▸ WRITTEN TASK: Write every record out again exactly as given.
--- BEGIN SUPPLIED RECORDS ---
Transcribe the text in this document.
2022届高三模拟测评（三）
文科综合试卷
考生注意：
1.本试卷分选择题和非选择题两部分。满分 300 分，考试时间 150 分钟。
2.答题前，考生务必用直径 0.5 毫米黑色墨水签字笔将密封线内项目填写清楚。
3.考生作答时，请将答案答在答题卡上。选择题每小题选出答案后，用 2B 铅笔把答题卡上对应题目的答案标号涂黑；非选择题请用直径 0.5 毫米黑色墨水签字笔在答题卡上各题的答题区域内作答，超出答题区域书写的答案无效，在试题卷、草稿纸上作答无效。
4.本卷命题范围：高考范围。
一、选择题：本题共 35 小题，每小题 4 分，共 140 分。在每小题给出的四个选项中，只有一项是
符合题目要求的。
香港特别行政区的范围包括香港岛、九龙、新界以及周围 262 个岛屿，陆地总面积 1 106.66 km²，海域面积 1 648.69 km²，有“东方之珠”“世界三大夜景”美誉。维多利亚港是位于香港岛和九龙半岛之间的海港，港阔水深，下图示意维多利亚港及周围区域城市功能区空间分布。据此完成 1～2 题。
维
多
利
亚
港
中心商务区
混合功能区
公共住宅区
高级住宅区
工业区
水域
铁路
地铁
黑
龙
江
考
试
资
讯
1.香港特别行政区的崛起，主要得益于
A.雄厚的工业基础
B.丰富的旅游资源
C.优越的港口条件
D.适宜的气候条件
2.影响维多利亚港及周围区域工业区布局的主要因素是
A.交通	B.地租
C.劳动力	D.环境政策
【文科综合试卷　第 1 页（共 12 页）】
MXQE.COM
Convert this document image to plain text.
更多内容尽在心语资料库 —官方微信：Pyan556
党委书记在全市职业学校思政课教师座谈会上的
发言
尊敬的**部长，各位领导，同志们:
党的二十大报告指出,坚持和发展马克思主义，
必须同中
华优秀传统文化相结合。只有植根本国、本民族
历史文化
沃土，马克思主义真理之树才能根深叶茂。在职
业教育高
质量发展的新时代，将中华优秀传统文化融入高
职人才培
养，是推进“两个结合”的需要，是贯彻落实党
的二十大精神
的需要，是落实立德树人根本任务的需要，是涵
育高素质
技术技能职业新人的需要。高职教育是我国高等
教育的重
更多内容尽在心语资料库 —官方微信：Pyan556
--- END SUPPLIED RECORDS ---
▸ COMPLETE ANSWER:
Transcribe the text in this document.
2022届高三模拟测评（三）
文科综合试卷
考生注意：
1.本试卷分选择题和非选择题两部分。满分 300 分，考试时间 150 分钟。
2.答题前，考生务必用直径 0.5 毫米黑色墨水签字笔将密封线内项目填写清楚。
3.考生作答时，请将答案答在答题卡上。选择题每小题选出答案后，用 2B 铅笔把答题卡上对应题目的答案标号涂黑；非选择题请用直径 0.5 毫米黑色墨水签字笔在答题卡上各题的答题区域内作答，超出答题区域书写的答案无效，在试题卷、草稿纸上作答无效。
4.本卷命题范围：高考范围。
一、选择题：本题共 35 小题，每小题 4 分，共 140 分。在每小题给出的四个选项中，只有一项是
符合题目要求的。
香港特别行政区的范围包括香港岛、九龙、新界以及周围 262 个岛屿，陆地总面积 1 106.66 km²，海域面积 1 648.69 km²，有“东方之珠”“世界三大夜景”美誉。维多利亚港是位于香港岛和九龙半岛之间的海港，港阔水深，下图示意维多利亚港及周围区域城市功能区空间分布。据此完成 1～2 题。
维
多
利
亚
港
中心商务区
混合功能区
公共住宅区
高级住宅区
工业区
水域
铁路
地铁
黑
龙
江
考
试
资
讯
1.香港特别行政区的崛起，主要得益于
A.雄厚的工业基础
B.丰富的旅游资源
C.优越的港口条件
D.适宜的气候条件
2.影响维多利亚港及周围区域工业区布局的主要因素是
A.交通	B.地租
C.劳动力	D.环境政策
【文科综合试卷　第 1 页（共 12 页）】
MXQE.COM
Convert this document image to plain text.
更多内容尽在心语资料库 —官方微信：Pyan556
党委书记在全市职业学校思政课教师座谈会上的
发言
尊敬的**部长，各位领导，同志们:
党的二十大报告指出,坚持和发展马克思主义，
必须同中
华优秀传统文化相结合。只有植根本国、本民族
历史文化
沃土，马克思主义真理之树才能根深叶茂。在职
业教育高
质量发展的新时代，将中华优秀传统文化融入高
职人才培
养，是推进“两个结合”的需要，是贯彻落实党
的二十大精神
的需要，是落实立德树人根本任务的需要，是涵
育高素质
技术技能职业新人的需要。高职教育是我国高等
教育的重
更多内容尽在心语资料库 —官方微信：Pyan556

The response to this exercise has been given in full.